WHAT YOU HAVE TO DO ▸
Nothing is to be left out; print all the entries exactly.

DATA RECORDS ▸
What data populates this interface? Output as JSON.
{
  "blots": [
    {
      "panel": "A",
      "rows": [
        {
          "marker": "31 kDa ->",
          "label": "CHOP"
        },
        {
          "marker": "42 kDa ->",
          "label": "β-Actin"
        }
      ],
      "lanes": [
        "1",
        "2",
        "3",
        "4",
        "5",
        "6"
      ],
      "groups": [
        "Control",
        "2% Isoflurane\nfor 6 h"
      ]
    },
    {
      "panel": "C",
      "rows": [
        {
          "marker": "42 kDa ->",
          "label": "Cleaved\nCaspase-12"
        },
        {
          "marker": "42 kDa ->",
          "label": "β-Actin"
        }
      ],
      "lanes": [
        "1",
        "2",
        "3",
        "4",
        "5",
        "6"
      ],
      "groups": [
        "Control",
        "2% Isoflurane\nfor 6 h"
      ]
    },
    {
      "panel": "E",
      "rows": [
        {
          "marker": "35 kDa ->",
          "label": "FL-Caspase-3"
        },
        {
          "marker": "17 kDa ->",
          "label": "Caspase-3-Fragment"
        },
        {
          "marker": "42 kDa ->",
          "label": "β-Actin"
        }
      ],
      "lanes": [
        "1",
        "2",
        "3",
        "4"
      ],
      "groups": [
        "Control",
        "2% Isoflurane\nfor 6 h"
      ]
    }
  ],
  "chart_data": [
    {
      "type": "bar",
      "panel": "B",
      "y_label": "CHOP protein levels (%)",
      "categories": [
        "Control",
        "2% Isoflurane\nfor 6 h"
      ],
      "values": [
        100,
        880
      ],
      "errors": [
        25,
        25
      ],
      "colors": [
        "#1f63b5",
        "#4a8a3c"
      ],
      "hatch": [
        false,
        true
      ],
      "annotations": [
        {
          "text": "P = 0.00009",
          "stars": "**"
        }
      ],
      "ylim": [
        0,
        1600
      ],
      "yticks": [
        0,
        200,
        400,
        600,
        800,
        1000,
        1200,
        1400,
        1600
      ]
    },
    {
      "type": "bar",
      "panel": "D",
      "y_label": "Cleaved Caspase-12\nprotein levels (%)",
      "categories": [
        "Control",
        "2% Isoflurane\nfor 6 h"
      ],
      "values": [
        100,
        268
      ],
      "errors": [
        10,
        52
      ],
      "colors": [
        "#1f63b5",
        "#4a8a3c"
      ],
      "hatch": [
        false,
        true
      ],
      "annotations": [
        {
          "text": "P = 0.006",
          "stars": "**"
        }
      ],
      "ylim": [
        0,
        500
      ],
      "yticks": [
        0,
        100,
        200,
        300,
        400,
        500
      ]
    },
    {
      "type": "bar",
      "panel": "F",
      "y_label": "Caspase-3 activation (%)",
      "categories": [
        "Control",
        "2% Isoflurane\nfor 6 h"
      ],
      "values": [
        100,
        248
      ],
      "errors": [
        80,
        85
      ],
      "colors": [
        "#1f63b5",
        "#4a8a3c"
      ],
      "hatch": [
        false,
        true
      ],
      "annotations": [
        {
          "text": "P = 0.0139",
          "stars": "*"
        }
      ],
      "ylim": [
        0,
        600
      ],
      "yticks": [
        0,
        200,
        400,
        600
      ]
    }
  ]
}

YOUR SOLUTION ▸
What data populates this interface? Output as JSON.
{
  "blots": [
    {
      "panel": "A",
      "rows": [
        {
          "marker": "31 kDa ->",
          "label": "CHOP"
        },
        {
          "marker": "42 kDa ->",
          "label": "β-Actin"
        }
      ],
      "lanes": [
        "1",
        "2",
        "3",
        "4",
        "5",
        "6"
      ],
      "groups": [
        "Control",
        "2% Isoflurane\nfor 6 h"
      ]
    },
    {
      "panel": "C",
      "rows": [
        {
          "marker": "42 kDa ->",
          "label": "Cleaved\nCaspase-12"
        },
        {
          "marker": "42 kDa ->",
          "label": "β-Actin"
        }
      ],
      "lanes": [
        "1",
        "2",
        "3",
        "4",
        "5",
        "6"
      ],
      "groups": [
        "Control",
        "2% Isoflurane\nfor 6 h"
      ]
    },
    {
      "panel": "E",
      "rows": [
        {
          "marker": "35 kDa ->",
          "label": "FL-Caspase-3"
        },
        {
          "marker": "17 kDa ->",
          "label": "Caspase-3-Fragment"
        },
        {
          "marker": "42 kDa ->",
          "label": "β-Actin"
        }
      ],
      "lanes": [
        "1",
        "2",
        "3",
        "4"
      ],
      "groups": [
        "Control",
        "2% Isoflurane\nfor 6 h"
      ]
    }
  ],
  "chart_data": [
    {
      "type": "bar",
      "panel": "B",
      "y_label": "CHOP protein levels (%)",
      "categories": [
        "Control",
        "2% Isoflurane\nfor 6 h"
      ],
      "values": [
        100,
        880
      ],
      "errors": [
        25,
        25
      ],
      "colors": [
        "#1f63b5",
        "#4a8a3c"
      ],
      "hatch": [
        false,
        true
      ],
      "annotations": [
        {
          "text": "P = 0.00009",
          "stars": "**"
        }
      ],
      "ylim": [
        0,
        1600
      ],
      "yticks": [
        0,
        200,
        400,
        600,
        800,
        1000,
        1200,
        1400,
        1600
      ]
    },
    {
      "type": "bar",
      "panel": "D",
      "y_label": "Cleaved Caspase-12\nprotein levels (%)",
      "categories": [
        "Control",
        "2% Isoflurane\nfor 6 h"
      ],
      "values": [
        100,
        268
      ],
      "errors": [
        10,
        52
      ],
      "colors": [
        "#1f63b5",
        "#4a8a3c"
      ],
      "hatch": [
        false,
        true
      ],
      "annotations": [
        {
          "text": "P = 0.006",
          "stars": "**"
        }
      ],
      "ylim": [
        0,
        500
      ],
      "yticks": [
        0,
        100,
        200,
        300,
        400,
        500
      ]
    },
    {
      "type": "bar",
      "panel": "F",
      "y_label": "Caspase-3 activation (%)",
      "categories": [
        "Control",
        "2% Isoflurane\nfor 6 h"
      ],
      "values": [
        100,
        248
      ],
      "errors": [
        80,
        85
      ],
      "colors": [
        "#1f63b5",
        "#4a8a3c"
      ],
      "hatch": [
        false,
        true
      ],
      "annotations": [
        {
          "text": "P = 0.0139",
          "stars": "*"
        }
      ],
      "ylim": [
        0,
        600
      ],
      "yticks": [
        0,
        200,
        400,
        600
      ]
    }
  ]
}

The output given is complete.